Please transcribe the data below exactly. Leave the pictures out.

====== EXERCISE MATERIAL

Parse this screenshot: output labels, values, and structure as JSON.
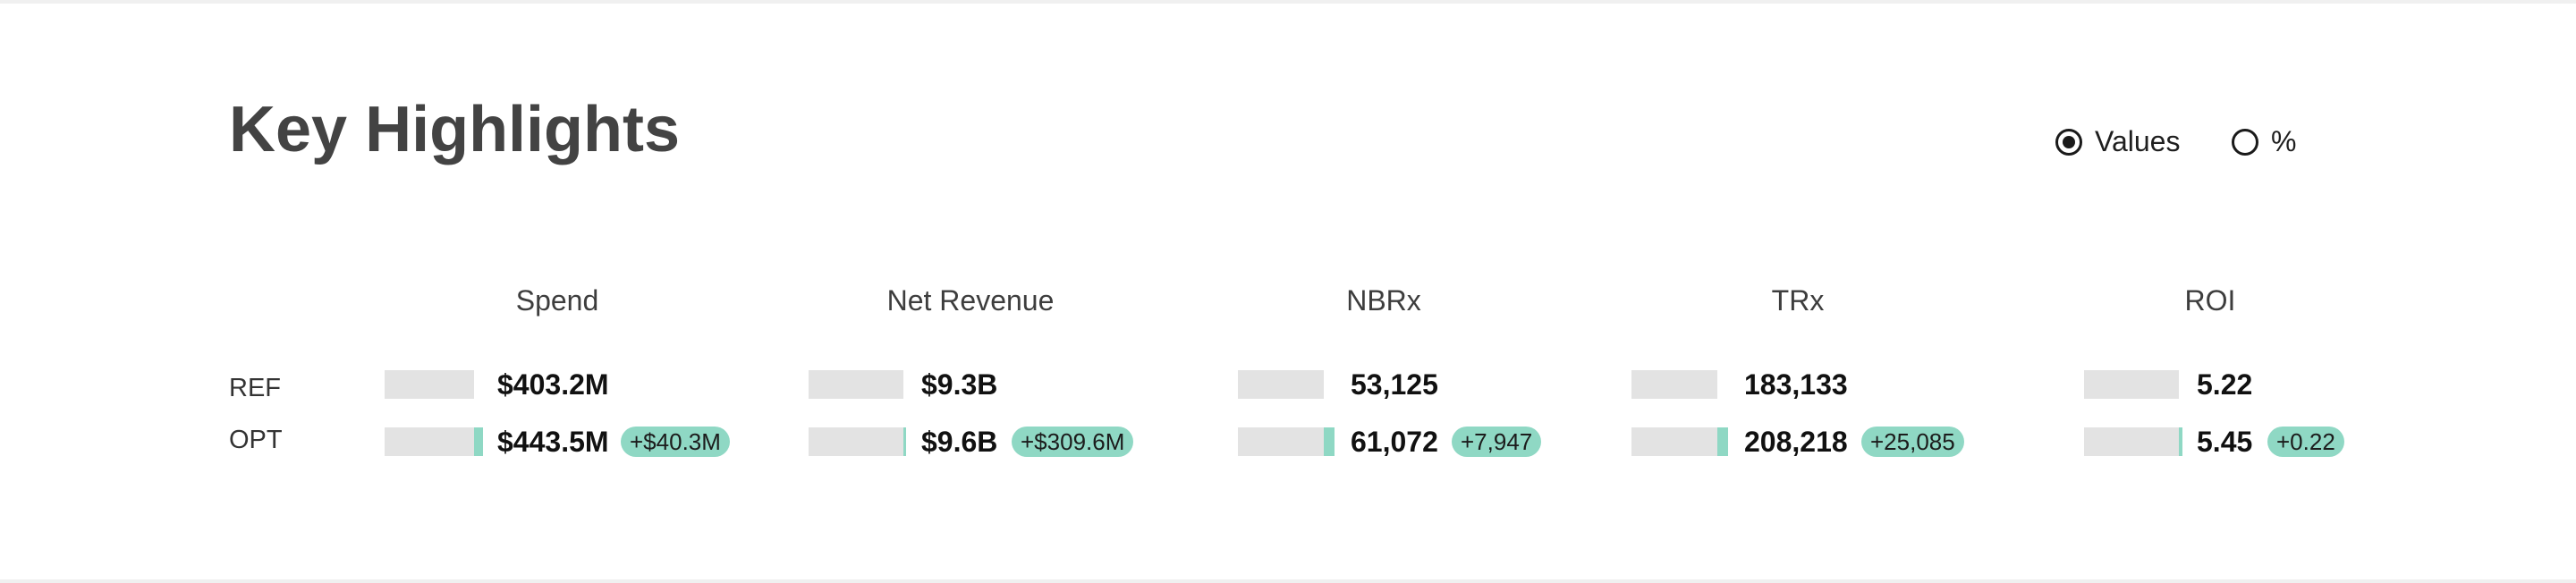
{
  "title": "Key Highlights",
  "toggle": {
    "options": [
      {
        "label": "Values",
        "checked": true
      },
      {
        "label": "%",
        "checked": false
      }
    ]
  },
  "row_labels": {
    "ref": "REF",
    "opt": "OPT"
  },
  "colors": {
    "track": "#e3e3e3",
    "delta": "#8fd8c4",
    "title": "#434343"
  },
  "metrics": [
    {
      "name": "Spend",
      "ref": "$403.2M",
      "opt": "$443.5M",
      "delta": "+$40.3M",
      "delta_fraction": 0.1
    },
    {
      "name": "Net Revenue",
      "ref": "$9.3B",
      "opt": "$9.6B",
      "delta": "+$309.6M",
      "delta_fraction": 0.03
    },
    {
      "name": "NBRx",
      "ref": "53,125",
      "opt": "61,072",
      "delta": "+7,947",
      "delta_fraction": 0.13
    },
    {
      "name": "TRx",
      "ref": "183,133",
      "opt": "208,218",
      "delta": "+25,085",
      "delta_fraction": 0.12
    },
    {
      "name": "ROI",
      "ref": "5.22",
      "opt": "5.45",
      "delta": "+0.22",
      "delta_fraction": 0.04
    }
  ]
}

============

ANSWER BELOW =
Parse this screenshot: output labels, values, and structure as JSON.
{
  "title": "Key Highlights",
  "toggle": {
    "options": [
      {
        "label": "Values",
        "checked": true
      },
      {
        "label": "%",
        "checked": false
      }
    ]
  },
  "row_labels": {
    "ref": "REF",
    "opt": "OPT"
  },
  "colors": {
    "track": "#e3e3e3",
    "delta": "#8fd8c4",
    "title": "#434343"
  },
  "metrics": [
    {
      "name": "Spend",
      "ref": "$403.2M",
      "opt": "$443.5M",
      "delta": "+$40.3M",
      "delta_fraction": 0.1
    },
    {
      "name": "Net Revenue",
      "ref": "$9.3B",
      "opt": "$9.6B",
      "delta": "+$309.6M",
      "delta_fraction": 0.03
    },
    {
      "name": "NBRx",
      "ref": "53,125",
      "opt": "61,072",
      "delta": "+7,947",
      "delta_fraction": 0.13
    },
    {
      "name": "TRx",
      "ref": "183,133",
      "opt": "208,218",
      "delta": "+25,085",
      "delta_fraction": 0.12
    },
    {
      "name": "ROI",
      "ref": "5.22",
      "opt": "5.45",
      "delta": "+0.22",
      "delta_fraction": 0.04
    }
  ]
}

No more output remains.